* Available records *
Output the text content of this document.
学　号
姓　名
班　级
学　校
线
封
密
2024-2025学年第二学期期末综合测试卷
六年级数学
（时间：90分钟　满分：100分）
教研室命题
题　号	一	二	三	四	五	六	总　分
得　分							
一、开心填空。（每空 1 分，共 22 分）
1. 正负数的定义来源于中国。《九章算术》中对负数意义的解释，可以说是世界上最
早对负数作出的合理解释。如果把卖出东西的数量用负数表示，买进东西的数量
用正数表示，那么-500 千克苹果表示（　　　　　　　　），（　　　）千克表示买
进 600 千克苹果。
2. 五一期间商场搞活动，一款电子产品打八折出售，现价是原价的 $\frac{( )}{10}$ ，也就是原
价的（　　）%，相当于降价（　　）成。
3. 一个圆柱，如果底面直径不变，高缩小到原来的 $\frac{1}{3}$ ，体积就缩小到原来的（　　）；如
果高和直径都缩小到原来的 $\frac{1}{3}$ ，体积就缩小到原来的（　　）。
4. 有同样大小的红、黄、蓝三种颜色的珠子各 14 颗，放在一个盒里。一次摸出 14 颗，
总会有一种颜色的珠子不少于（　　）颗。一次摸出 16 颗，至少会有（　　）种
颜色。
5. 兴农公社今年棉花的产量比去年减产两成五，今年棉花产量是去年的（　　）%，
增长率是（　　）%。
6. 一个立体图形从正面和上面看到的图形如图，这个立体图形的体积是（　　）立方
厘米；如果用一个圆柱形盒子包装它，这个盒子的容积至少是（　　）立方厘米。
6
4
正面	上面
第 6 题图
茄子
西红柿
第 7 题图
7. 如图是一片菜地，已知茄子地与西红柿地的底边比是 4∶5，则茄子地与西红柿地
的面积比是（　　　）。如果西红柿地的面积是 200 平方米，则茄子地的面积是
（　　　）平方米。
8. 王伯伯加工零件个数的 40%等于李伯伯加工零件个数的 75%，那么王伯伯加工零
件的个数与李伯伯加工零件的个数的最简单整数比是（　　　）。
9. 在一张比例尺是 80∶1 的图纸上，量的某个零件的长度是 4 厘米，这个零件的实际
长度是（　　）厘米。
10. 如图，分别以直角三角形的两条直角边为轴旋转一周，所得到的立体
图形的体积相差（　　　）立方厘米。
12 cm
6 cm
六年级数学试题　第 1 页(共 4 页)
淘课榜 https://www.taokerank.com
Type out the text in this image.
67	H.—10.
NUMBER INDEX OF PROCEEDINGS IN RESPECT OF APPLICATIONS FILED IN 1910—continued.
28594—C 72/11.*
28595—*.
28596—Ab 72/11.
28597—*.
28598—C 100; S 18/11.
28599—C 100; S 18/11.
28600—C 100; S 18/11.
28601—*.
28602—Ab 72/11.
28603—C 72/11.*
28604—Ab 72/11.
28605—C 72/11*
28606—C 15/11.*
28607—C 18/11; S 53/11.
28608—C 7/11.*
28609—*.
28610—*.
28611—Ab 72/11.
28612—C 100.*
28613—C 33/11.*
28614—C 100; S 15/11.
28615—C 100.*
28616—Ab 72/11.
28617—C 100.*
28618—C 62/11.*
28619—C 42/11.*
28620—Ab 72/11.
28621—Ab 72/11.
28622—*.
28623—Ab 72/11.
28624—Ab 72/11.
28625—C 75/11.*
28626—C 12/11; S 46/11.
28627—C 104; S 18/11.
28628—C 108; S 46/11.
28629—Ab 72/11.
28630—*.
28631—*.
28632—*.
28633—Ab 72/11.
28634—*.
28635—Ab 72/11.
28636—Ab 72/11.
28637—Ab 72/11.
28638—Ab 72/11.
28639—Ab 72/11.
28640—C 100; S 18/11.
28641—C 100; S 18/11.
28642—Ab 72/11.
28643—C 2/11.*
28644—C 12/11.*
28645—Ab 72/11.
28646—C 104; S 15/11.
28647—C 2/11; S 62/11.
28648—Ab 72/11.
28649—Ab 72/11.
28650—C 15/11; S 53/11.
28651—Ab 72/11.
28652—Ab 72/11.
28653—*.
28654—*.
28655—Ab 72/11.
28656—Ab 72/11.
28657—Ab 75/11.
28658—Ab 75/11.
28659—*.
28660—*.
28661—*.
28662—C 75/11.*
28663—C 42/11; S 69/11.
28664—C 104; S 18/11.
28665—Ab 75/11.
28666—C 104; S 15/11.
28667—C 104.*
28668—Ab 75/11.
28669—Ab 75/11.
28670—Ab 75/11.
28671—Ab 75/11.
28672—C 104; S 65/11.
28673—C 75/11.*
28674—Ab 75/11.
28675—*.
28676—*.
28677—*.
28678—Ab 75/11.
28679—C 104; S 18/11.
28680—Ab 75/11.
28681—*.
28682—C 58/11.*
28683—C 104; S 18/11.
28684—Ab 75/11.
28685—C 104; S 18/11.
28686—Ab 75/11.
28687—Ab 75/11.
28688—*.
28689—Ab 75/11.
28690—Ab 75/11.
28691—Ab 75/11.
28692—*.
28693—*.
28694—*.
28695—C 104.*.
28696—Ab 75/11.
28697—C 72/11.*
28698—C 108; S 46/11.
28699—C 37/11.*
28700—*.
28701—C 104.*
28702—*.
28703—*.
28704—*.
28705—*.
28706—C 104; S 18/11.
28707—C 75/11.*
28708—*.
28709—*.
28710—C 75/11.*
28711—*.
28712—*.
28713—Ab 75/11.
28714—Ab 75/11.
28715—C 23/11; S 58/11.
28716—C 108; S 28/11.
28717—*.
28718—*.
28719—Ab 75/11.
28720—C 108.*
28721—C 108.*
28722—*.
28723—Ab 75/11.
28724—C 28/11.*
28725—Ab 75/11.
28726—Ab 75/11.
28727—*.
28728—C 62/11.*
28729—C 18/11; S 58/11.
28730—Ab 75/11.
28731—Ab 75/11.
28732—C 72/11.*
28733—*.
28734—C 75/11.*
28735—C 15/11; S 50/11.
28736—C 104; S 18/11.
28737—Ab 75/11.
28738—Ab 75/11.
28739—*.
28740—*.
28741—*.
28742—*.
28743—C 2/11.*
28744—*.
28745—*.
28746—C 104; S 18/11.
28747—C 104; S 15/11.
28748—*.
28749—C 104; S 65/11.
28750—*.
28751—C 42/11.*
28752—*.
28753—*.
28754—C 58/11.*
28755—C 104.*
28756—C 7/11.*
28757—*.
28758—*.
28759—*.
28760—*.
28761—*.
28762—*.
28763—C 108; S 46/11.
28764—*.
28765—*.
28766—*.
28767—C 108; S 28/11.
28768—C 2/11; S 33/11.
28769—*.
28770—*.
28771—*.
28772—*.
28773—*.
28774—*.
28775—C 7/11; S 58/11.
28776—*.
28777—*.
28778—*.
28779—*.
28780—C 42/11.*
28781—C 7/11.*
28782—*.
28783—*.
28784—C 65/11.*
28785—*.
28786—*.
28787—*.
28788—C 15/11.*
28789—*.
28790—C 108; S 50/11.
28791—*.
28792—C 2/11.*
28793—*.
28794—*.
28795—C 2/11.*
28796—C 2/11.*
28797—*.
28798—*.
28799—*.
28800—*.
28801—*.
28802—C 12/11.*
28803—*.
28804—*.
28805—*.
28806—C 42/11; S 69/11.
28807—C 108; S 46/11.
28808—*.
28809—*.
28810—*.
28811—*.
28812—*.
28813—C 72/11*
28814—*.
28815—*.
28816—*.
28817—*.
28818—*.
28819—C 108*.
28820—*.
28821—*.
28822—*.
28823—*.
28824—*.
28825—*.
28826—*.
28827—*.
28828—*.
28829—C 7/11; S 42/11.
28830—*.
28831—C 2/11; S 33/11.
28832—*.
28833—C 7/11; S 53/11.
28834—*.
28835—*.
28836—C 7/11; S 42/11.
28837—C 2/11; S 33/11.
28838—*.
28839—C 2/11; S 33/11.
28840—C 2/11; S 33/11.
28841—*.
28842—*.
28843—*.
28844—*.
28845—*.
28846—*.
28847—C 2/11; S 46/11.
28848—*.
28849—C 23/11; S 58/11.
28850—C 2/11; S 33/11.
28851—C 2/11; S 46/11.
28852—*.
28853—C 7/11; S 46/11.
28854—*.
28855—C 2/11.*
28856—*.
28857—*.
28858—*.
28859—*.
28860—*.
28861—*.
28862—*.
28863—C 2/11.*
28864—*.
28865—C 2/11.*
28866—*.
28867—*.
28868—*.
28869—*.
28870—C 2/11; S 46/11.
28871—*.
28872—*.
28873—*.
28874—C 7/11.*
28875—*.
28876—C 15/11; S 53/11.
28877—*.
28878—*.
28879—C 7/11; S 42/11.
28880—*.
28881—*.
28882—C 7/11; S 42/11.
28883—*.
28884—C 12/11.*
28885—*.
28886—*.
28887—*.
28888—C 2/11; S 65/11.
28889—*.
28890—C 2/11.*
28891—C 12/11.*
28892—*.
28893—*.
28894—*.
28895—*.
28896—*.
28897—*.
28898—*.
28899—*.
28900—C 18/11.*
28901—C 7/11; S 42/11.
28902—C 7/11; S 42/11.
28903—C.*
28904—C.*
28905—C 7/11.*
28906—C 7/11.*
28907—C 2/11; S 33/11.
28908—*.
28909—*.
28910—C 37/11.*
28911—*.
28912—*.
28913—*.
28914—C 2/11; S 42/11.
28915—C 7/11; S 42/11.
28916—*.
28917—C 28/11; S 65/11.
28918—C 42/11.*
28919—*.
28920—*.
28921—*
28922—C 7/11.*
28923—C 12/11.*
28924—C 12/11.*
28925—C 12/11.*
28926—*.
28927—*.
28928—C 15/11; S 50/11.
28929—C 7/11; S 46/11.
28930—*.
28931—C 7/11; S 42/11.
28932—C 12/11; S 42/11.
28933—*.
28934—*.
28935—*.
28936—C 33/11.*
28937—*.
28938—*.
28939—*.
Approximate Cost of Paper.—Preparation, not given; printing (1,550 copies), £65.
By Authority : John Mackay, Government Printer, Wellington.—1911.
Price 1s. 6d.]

* Problem to solve *
For the entries above, state how many lines contain the word "frac". Provide the number by itself.

* Full output *
3